Please say how many lines of the listing hold "DABM", with no other words in the answer.

Chart and figure data:
BEGIN

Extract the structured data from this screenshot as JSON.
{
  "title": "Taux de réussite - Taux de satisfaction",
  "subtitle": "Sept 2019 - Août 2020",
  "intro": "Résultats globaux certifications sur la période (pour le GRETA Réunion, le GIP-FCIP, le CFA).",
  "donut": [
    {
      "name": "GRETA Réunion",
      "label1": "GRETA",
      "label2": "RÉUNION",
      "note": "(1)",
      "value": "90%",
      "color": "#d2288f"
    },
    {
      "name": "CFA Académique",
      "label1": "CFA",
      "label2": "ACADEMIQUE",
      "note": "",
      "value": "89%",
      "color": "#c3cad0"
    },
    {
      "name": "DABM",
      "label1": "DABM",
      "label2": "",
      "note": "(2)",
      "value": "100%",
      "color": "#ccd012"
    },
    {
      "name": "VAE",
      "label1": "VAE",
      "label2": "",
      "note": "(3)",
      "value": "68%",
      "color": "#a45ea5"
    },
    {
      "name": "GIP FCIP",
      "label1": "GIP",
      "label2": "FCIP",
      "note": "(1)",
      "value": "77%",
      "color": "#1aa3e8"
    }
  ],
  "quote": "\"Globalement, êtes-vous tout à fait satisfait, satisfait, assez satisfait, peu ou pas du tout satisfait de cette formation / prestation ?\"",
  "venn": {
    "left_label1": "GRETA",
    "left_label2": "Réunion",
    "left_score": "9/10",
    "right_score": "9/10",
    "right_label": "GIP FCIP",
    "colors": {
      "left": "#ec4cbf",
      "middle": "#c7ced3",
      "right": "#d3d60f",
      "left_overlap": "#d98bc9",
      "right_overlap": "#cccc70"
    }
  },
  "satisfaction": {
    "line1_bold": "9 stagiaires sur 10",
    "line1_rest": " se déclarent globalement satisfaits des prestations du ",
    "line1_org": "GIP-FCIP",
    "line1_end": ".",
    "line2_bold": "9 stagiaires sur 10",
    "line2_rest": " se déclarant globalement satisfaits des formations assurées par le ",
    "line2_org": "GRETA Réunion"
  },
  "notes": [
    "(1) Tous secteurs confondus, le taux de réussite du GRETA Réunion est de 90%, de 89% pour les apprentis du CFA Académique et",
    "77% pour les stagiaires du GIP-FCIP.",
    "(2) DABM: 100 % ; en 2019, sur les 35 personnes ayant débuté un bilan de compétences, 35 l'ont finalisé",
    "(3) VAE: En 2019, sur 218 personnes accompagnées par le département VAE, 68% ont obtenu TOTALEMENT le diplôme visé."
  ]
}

END

* _RESULT_:
3